» SET TASK:
Write out, precisely and in full, each line of the material.

» DATA TO USE:
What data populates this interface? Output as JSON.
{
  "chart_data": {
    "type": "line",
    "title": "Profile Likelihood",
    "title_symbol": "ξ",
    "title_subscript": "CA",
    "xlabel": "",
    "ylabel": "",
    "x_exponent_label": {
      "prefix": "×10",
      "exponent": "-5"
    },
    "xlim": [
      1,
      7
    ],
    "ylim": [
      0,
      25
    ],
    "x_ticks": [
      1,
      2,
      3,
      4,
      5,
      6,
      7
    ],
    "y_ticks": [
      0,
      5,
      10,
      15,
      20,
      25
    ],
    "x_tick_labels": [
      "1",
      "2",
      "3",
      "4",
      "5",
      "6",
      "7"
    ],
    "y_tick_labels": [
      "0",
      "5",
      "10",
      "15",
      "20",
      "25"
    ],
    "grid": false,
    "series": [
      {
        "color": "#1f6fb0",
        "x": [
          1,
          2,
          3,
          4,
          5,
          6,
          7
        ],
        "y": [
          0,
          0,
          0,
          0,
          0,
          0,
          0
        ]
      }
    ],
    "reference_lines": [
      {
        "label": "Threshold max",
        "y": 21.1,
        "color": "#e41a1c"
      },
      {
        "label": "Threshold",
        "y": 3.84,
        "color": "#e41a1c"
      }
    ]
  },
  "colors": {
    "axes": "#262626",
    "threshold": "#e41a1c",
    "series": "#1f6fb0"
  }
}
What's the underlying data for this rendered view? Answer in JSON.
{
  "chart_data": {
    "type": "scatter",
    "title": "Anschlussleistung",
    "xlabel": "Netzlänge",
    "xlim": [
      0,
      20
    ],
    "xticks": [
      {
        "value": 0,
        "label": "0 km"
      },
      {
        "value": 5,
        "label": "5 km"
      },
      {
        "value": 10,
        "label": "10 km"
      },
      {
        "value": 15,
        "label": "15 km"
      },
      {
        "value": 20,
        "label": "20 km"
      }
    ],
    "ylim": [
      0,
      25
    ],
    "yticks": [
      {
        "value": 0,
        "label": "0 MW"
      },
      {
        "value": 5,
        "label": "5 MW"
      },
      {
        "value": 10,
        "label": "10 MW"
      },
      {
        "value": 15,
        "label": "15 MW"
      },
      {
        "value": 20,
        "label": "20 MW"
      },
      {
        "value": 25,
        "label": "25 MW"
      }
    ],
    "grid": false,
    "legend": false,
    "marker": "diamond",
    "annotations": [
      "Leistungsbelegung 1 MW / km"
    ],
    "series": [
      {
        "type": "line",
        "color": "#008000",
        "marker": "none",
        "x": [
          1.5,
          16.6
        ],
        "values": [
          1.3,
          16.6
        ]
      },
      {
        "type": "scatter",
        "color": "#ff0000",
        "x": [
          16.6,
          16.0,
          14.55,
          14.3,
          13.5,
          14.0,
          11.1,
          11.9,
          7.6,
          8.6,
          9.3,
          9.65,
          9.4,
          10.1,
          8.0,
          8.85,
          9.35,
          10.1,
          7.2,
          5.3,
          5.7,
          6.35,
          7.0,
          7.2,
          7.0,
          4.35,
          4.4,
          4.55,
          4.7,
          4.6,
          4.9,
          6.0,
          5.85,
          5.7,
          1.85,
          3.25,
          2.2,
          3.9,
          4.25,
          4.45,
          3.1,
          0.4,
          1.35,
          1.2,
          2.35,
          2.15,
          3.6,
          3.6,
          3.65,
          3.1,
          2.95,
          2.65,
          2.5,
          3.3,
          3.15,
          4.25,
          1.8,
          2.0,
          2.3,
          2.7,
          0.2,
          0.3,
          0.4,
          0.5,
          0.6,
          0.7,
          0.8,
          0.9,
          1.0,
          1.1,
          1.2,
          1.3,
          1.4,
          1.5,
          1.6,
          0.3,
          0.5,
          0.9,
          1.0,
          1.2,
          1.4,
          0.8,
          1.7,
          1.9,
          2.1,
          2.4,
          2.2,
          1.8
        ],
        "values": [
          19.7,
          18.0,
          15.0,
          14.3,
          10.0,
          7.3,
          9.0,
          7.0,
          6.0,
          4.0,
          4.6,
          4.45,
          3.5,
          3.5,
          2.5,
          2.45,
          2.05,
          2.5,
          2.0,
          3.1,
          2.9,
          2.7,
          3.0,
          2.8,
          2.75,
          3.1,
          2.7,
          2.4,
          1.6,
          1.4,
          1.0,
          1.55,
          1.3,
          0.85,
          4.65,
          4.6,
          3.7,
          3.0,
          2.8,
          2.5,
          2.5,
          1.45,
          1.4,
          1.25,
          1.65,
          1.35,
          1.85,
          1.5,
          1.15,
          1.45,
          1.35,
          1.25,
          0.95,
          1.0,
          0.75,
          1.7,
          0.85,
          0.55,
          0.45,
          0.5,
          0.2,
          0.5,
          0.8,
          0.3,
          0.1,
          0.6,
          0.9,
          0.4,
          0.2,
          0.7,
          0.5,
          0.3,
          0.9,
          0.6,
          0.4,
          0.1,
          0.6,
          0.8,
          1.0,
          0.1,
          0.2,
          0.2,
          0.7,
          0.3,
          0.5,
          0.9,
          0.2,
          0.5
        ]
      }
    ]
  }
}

» TASK SOLUTION:
What data populates this interface? Output as JSON.
{
  "chart_data": {
    "type": "line",
    "title": "Profile Likelihood",
    "title_symbol": "ξ",
    "title_subscript": "CA",
    "xlabel": "",
    "ylabel": "",
    "x_exponent_label": {
      "prefix": "×10",
      "exponent": "-5"
    },
    "xlim": [
      1,
      7
    ],
    "ylim": [
      0,
      25
    ],
    "x_ticks": [
      1,
      2,
      3,
      4,
      5,
      6,
      7
    ],
    "y_ticks": [
      0,
      5,
      10,
      15,
      20,
      25
    ],
    "x_tick_labels": [
      "1",
      "2",
      "3",
      "4",
      "5",
      "6",
      "7"
    ],
    "y_tick_labels": [
      "0",
      "5",
      "10",
      "15",
      "20",
      "25"
    ],
    "grid": false,
    "series": [
      {
        "color": "#1f6fb0",
        "x": [
          1,
          2,
          3,
          4,
          5,
          6,
          7
        ],
        "y": [
          0,
          0,
          0,
          0,
          0,
          0,
          0
        ]
      }
    ],
    "reference_lines": [
      {
        "label": "Threshold max",
        "y": 21.1,
        "color": "#e41a1c"
      },
      {
        "label": "Threshold",
        "y": 3.84,
        "color": "#e41a1c"
      }
    ]
  },
  "colors": {
    "axes": "#262626",
    "threshold": "#e41a1c",
    "series": "#1f6fb0"
  }
}
What's the underlying data for this rendered view? Answer in JSON.
{
  "chart_data": {
    "type": "scatter",
    "title": "Anschlussleistung",
    "xlabel": "Netzlänge",
    "xlim": [
      0,
      20
    ],
    "xticks": [
      {
        "value": 0,
        "label": "0 km"
      },
      {
        "value": 5,
        "label": "5 km"
      },
      {
        "value": 10,
        "label": "10 km"
      },
      {
        "value": 15,
        "label": "15 km"
      },
      {
        "value": 20,
        "label": "20 km"
      }
    ],
    "ylim": [
      0,
      25
    ],
    "yticks": [
      {
        "value": 0,
        "label": "0 MW"
      },
      {
        "value": 5,
        "label": "5 MW"
      },
      {
        "value": 10,
        "label": "10 MW"
      },
      {
        "value": 15,
        "label": "15 MW"
      },
      {
        "value": 20,
        "label": "20 MW"
      },
      {
        "value": 25,
        "label": "25 MW"
      }
    ],
    "grid": false,
    "legend": false,
    "marker": "diamond",
    "annotations": [
      "Leistungsbelegung 1 MW / km"
    ],
    "series": [
      {
        "type": "line",
        "color": "#008000",
        "marker": "none",
        "x": [
          1.5,
          16.6
        ],
        "values": [
          1.3,
          16.6
        ]
      },
      {
        "type": "scatter",
        "color": "#ff0000",
        "x": [
          16.6,
          16.0,
          14.55,
          14.3,
          13.5,
          14.0,
          11.1,
          11.9,
          7.6,
          8.6,
          9.3,
          9.65,
          9.4,
          10.1,
          8.0,
          8.85,
          9.35,
          10.1,
          7.2,
          5.3,
          5.7,
          6.35,
          7.0,
          7.2,
          7.0,
          4.35,
          4.4,
          4.55,
          4.7,
          4.6,
          4.9,
          6.0,
          5.85,
          5.7,
          1.85,
          3.25,
          2.2,
          3.9,
          4.25,
          4.45,
          3.1,
          0.4,
          1.35,
          1.2,
          2.35,
          2.15,
          3.6,
          3.6,
          3.65,
          3.1,
          2.95,
          2.65,
          2.5,
          3.3,
          3.15,
          4.25,
          1.8,
          2.0,
          2.3,
          2.7,
          0.2,
          0.3,
          0.4,
          0.5,
          0.6,
          0.7,
          0.8,
          0.9,
          1.0,
          1.1,
          1.2,
          1.3,
          1.4,
          1.5,
          1.6,
          0.3,
          0.5,
          0.9,
          1.0,
          1.2,
          1.4,
          0.8,
          1.7,
          1.9,
          2.1,
          2.4,
          2.2,
          1.8
        ],
        "values": [
          19.7,
          18.0,
          15.0,
          14.3,
          10.0,
          7.3,
          9.0,
          7.0,
          6.0,
          4.0,
          4.6,
          4.45,
          3.5,
          3.5,
          2.5,
          2.45,
          2.05,
          2.5,
          2.0,
          3.1,
          2.9,
          2.7,
          3.0,
          2.8,
          2.75,
          3.1,
          2.7,
          2.4,
          1.6,
          1.4,
          1.0,
          1.55,
          1.3,
          0.85,
          4.65,
          4.6,
          3.7,
          3.0,
          2.8,
          2.5,
          2.5,
          1.45,
          1.4,
          1.25,
          1.65,
          1.35,
          1.85,
          1.5,
          1.15,
          1.45,
          1.35,
          1.25,
          0.95,
          1.0,
          0.75,
          1.7,
          0.85,
          0.55,
          0.45,
          0.5,
          0.2,
          0.5,
          0.8,
          0.3,
          0.1,
          0.6,
          0.9,
          0.4,
          0.2,
          0.7,
          0.5,
          0.3,
          0.9,
          0.6,
          0.4,
          0.1,
          0.6,
          0.8,
          1.0,
          0.1,
          0.2,
          0.2,
          0.7,
          0.3,
          0.5,
          0.9,
          0.2,
          0.5
        ]
      }
    ]
  }
}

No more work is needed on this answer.